Die Aufgabe von Richtigstellungen

Die Autorin zeigt, dass es, um zu verstehen, was Richtigstellungen von Fehlinformationen konkret leisten sollen, wichtig ist zu klären, was Richtigstellungen leisten können. Dazu ist eine Fußnote sehr interessant, in der Dan erklärt, dass Richtigstellungen die Fehlinformation nicht einfach nur widerlegen dürfen, sondern alternative Inhalte für die so entstandene kognitive „Lücke“ anbieten müssen, „denn Menschen möchten nicht über unvollständige Modelle verfügen, weshalb sie lieber weiter an falschen Behauptungen festhalten (‚wenn A, dann B‘), als gar keine Erklärung für einen bestimmten Sachverhalt zu haben (‚wenn ???, dann B‘)“.

Im Idealfall werde durch die Richtigstellung demnach das mentale Modell der Rezipienten umstrukturiert. Jedoch gilt auch: „Im ungünstigsten Fall erreicht die Richtigstellung nicht den Personenkreis, der mit der zu korrigierenden Fehlinformation in Kontakt gekommen ist“ (i. O. mit Hervorhebungen). Jedoch seien laut Dan noch zwei weitere Szenarien möglich: Der Backfire-Effekt, „bei dem die Richtigstellung nicht nur ihr Ziel verfehlt, sondern – aufgrund der Unvereinbarkeit mit den Werten und Normen der Rezipierenden – sogar den perzipierten Wahrheitsgehalt der zu korrigierenden Fehlinformation erhöht“, und das Glaubensecho, bei dem die Fehlinformation trotz Richtigstellung einen nachhaltigen Einfluss auf das mentale Modell der Rezipienten hat.

-----

- **AUFGABEN**:
#1 Geben Sie den Absatz aus dem Text über Richtigstellungen, der mit „Die Autorin zeigt“ beginnt, in kürzerer Form wieder und behalten Sie dabei seine wesentlichen Aussagen bei.
#2 Nennen Sie alle Fälle, die der Text über Richtigstellungen für die Wirkung einer Richtigstellung anführt.

- **DATENSÄTZE**:
-----

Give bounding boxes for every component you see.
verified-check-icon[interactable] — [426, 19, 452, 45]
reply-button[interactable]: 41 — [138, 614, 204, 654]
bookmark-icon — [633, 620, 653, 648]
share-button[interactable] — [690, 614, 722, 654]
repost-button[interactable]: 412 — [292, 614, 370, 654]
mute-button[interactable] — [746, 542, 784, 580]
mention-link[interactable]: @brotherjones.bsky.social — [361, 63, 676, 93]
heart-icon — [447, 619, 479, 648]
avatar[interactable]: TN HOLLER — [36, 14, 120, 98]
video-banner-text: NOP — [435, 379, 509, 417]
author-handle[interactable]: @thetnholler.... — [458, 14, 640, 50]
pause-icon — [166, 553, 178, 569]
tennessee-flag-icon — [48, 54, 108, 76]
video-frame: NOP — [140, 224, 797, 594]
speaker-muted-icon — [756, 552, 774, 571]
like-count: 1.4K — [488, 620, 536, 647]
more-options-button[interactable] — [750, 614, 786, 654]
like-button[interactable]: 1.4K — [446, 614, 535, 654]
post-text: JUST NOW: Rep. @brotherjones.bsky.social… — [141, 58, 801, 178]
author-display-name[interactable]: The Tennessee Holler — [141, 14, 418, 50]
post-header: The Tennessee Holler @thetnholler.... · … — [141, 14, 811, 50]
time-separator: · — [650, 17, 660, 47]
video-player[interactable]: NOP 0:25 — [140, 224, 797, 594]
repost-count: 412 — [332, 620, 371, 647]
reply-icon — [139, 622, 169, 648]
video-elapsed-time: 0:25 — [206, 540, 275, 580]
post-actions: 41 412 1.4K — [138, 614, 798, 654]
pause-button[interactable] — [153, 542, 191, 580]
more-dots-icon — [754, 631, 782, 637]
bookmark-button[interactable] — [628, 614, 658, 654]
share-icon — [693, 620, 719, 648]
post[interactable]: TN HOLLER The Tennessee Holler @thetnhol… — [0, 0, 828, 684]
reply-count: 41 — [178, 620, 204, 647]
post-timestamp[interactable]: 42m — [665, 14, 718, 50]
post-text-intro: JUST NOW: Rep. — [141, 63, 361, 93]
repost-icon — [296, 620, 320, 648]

-----

- **ERGEBNISSE DER REIHE NACH**:
#1 Laut der Autorin muss man klären, was Richtigstellungen von Fehlinformationen leisten können, um zu verstehen, was sie leisten sollen. Dan erklärt dazu in einer Fußnote, dass Richtigstellungen die Fehlinformation nicht nur widerlegen dürfen. Sie müssen auch alternative Inhalte für die entstandene kognitive „Lücke“ anbieten. Menschen wollen nämlich keine unvollständigen Modelle haben und halten lieber an falschen Behauptungen fest, als gar keine Erklärung für einen Sachverhalt zu haben.

#2
- Idealfall: Die Richtigstellung strukturiert das mentale Modell der Rezipienten um.
- Ungünstigster Fall: Die Richtigstellung erreicht nicht den Personenkreis, der mit der Fehlinformation in Kontakt gekommen ist.
- Backfire-Effekt: Die Richtigstellung verfehlt ihr Ziel und erhöht wegen der Unvereinbarkeit mit den Werten und Normen der Rezipierenden sogar den wahrgenommenen Wahrheitsgehalt der Fehlinformation.
- Glaubensecho: Die Fehlinformation hat trotz Richtigstellung einen nachhaltigen Einfluss auf das mentale Modell der Rezipienten.